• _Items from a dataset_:

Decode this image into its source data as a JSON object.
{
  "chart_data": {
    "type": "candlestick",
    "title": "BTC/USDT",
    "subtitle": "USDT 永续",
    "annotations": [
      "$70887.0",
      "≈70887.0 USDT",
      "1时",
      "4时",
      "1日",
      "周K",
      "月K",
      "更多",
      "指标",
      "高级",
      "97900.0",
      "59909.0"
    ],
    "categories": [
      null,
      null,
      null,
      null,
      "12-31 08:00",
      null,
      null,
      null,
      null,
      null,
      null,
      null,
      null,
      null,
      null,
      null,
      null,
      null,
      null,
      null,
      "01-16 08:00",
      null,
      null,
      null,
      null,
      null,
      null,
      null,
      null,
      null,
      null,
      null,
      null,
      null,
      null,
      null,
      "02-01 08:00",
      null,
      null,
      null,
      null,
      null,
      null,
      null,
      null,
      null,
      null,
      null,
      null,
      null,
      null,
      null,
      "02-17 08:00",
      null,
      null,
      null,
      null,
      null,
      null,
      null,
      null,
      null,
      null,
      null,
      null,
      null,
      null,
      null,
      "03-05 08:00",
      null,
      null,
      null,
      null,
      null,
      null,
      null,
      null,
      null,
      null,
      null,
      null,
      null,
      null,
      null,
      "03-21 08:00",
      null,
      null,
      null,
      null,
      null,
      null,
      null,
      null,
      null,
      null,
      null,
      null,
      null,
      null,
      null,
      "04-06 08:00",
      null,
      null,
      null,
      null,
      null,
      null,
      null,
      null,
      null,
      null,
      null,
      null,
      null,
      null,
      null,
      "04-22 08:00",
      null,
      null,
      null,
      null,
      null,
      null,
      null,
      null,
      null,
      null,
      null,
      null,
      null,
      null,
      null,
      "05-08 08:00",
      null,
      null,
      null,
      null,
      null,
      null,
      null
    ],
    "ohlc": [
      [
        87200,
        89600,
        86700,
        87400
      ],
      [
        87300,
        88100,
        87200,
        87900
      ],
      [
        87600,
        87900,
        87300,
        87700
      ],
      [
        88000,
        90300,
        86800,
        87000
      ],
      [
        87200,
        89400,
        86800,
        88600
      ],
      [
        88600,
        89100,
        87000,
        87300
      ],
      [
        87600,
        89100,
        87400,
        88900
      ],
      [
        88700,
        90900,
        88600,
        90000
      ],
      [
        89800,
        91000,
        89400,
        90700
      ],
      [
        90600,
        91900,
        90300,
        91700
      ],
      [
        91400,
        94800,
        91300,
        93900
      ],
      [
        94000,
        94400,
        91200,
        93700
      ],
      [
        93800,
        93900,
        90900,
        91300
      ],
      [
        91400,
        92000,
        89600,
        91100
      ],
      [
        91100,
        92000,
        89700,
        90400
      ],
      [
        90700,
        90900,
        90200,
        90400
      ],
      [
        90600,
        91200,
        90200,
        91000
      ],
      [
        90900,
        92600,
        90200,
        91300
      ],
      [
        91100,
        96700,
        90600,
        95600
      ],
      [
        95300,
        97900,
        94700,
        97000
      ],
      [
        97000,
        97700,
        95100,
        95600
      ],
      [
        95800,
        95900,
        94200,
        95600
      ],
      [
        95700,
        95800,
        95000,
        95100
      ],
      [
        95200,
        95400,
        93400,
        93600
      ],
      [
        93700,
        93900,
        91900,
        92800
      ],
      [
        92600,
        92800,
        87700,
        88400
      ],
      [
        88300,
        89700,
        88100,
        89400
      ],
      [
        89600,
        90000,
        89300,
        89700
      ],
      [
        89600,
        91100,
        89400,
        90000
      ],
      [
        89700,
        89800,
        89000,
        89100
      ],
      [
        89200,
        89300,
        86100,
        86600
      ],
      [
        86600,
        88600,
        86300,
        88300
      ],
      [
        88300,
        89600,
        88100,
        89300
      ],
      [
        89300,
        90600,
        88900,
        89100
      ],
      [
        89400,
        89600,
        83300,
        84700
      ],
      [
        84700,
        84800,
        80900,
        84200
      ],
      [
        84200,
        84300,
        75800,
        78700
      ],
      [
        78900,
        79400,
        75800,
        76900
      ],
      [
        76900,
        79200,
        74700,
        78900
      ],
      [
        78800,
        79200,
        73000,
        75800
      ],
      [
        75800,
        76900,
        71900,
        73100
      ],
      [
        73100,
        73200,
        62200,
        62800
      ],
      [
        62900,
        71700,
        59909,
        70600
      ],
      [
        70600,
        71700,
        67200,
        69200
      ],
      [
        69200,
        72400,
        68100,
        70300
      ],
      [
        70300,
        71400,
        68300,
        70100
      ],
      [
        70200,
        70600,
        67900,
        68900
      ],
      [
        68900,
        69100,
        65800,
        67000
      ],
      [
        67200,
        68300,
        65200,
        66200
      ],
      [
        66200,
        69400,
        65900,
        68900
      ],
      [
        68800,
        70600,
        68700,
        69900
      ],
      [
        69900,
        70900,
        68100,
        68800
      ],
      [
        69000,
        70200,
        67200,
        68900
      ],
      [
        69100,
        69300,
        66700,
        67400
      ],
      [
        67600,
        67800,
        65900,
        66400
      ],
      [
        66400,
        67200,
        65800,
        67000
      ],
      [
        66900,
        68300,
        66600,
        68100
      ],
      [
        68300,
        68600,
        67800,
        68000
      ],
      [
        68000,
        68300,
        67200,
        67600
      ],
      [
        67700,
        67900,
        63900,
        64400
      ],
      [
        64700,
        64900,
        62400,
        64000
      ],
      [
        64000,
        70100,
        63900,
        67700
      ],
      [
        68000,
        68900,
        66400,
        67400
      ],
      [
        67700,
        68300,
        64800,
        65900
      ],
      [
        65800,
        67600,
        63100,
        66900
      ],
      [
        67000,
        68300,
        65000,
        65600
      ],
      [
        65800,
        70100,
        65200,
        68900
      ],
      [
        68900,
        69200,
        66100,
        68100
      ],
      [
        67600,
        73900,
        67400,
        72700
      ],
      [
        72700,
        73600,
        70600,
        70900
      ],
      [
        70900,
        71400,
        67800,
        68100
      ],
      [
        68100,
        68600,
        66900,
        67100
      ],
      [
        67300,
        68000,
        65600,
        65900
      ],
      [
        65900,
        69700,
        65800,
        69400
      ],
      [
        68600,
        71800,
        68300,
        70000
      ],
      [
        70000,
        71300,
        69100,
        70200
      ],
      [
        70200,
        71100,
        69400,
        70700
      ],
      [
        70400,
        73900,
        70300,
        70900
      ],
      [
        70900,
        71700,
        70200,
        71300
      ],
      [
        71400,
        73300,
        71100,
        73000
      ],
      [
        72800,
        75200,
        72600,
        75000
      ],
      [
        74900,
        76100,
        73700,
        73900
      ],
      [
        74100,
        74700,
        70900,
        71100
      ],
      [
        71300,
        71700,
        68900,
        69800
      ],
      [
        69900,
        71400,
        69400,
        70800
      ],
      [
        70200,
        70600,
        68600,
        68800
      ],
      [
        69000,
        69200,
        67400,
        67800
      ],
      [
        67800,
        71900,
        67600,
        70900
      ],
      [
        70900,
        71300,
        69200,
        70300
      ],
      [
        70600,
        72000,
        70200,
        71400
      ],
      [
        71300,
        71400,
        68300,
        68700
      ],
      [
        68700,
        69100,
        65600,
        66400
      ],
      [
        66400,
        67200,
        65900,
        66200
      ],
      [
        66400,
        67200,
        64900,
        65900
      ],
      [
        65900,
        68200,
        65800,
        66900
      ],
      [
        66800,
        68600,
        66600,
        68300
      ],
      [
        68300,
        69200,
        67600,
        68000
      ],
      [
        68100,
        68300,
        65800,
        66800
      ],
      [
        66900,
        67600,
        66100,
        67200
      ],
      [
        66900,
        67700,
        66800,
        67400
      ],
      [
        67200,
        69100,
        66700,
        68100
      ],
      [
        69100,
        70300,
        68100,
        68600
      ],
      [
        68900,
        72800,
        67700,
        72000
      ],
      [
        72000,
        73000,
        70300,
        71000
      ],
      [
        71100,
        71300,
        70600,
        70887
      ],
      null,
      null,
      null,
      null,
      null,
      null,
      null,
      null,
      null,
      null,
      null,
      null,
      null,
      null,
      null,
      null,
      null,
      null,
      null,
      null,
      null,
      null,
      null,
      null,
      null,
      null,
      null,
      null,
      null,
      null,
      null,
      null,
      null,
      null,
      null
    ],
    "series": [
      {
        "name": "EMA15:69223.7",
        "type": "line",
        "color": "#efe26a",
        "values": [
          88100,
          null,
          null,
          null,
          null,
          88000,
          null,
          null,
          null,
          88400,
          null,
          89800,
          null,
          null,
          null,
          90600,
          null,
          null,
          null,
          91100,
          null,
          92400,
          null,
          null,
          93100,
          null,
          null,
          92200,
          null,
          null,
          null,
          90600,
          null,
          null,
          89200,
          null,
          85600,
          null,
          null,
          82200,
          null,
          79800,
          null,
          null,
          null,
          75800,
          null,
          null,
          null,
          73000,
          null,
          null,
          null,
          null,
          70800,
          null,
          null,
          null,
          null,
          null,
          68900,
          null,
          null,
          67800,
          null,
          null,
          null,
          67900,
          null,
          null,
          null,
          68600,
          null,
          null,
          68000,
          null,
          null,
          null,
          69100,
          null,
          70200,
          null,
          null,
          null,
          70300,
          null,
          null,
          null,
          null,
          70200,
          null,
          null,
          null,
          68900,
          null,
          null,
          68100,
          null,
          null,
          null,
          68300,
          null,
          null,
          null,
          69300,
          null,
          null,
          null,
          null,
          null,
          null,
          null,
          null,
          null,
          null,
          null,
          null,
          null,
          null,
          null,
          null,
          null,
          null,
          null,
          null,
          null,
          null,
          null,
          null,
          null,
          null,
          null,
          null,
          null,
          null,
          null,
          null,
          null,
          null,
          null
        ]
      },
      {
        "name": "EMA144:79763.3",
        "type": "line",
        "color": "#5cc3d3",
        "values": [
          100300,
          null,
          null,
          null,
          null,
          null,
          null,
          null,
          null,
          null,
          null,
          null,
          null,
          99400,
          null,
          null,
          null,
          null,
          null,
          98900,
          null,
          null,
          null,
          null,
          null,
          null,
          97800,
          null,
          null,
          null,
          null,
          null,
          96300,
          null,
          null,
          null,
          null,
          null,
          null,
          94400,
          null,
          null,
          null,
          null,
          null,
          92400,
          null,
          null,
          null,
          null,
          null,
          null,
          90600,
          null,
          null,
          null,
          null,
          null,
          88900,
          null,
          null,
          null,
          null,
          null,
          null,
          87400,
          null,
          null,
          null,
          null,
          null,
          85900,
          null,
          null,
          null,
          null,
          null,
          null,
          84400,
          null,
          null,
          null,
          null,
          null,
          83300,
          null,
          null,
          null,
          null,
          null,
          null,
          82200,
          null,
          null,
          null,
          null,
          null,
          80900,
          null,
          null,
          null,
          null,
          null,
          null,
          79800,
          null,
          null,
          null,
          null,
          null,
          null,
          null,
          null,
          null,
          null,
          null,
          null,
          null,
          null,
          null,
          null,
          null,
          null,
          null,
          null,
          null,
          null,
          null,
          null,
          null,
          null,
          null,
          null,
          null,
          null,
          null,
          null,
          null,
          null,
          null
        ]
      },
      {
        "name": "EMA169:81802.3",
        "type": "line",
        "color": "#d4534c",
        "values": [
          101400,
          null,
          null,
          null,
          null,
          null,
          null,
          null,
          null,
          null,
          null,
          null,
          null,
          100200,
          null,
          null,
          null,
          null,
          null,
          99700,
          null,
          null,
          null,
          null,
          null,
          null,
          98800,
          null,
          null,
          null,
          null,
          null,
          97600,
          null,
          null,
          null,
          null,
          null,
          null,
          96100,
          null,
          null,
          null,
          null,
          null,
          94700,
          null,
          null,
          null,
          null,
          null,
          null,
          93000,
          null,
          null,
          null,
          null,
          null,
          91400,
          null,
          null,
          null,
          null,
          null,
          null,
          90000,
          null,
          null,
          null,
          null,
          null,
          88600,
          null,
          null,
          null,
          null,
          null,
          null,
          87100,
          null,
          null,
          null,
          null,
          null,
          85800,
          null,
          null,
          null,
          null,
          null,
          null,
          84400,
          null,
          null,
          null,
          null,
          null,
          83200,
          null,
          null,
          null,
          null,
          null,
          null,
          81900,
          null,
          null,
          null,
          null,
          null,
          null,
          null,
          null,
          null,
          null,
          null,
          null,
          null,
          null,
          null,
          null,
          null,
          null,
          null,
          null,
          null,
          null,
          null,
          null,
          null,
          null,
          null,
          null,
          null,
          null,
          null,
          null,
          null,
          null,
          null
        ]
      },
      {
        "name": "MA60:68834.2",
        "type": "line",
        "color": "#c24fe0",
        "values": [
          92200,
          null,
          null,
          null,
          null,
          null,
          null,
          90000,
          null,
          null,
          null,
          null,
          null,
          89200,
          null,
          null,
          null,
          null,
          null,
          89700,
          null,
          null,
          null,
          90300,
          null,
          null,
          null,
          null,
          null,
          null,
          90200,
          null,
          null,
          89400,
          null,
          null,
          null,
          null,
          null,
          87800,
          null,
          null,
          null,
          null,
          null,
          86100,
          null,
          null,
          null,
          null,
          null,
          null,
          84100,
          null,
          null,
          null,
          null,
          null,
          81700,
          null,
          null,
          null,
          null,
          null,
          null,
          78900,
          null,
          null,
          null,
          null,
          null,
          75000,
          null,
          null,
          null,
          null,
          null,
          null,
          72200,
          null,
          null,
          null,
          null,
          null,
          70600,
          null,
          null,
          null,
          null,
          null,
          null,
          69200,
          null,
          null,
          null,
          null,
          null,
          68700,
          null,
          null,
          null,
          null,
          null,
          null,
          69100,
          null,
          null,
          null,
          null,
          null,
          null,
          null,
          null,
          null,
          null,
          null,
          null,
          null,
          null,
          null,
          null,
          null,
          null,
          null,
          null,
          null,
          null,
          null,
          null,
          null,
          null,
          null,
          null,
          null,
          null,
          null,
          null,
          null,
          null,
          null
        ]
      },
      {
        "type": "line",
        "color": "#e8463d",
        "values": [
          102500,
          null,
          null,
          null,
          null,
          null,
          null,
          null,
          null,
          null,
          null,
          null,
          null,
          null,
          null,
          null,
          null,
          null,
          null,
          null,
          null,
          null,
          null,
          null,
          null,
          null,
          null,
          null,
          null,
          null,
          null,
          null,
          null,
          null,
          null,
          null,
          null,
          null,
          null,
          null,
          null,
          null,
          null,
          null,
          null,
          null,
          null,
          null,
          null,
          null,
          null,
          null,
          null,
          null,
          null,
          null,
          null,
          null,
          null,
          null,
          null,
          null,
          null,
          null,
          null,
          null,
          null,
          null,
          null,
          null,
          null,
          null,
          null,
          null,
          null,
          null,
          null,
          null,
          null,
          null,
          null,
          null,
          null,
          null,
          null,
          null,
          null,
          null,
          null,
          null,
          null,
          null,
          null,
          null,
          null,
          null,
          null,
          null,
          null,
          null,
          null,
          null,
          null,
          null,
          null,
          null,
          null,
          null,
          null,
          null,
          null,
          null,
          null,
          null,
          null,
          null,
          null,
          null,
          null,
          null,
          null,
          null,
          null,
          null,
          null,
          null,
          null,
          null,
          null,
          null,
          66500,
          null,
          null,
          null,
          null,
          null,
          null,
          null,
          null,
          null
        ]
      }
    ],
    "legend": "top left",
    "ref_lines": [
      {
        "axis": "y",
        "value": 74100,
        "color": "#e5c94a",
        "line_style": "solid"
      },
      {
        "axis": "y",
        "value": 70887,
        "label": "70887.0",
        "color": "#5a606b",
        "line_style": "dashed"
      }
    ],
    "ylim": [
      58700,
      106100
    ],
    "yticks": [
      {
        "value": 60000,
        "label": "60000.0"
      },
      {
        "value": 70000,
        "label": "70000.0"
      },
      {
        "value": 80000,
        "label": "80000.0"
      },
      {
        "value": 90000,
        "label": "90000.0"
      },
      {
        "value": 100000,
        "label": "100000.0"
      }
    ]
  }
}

• _Written request_: Where a line contains the string "color", extract that line.

• _Exercise answer_:
        "color": "#efe26a",
        "color": "#5cc3d3",
        "color": "#d4534c",
        "color": "#c24fe0",
        "color": "#e8463d",
        "color": "#e5c94a",
        "color": "#5a606b",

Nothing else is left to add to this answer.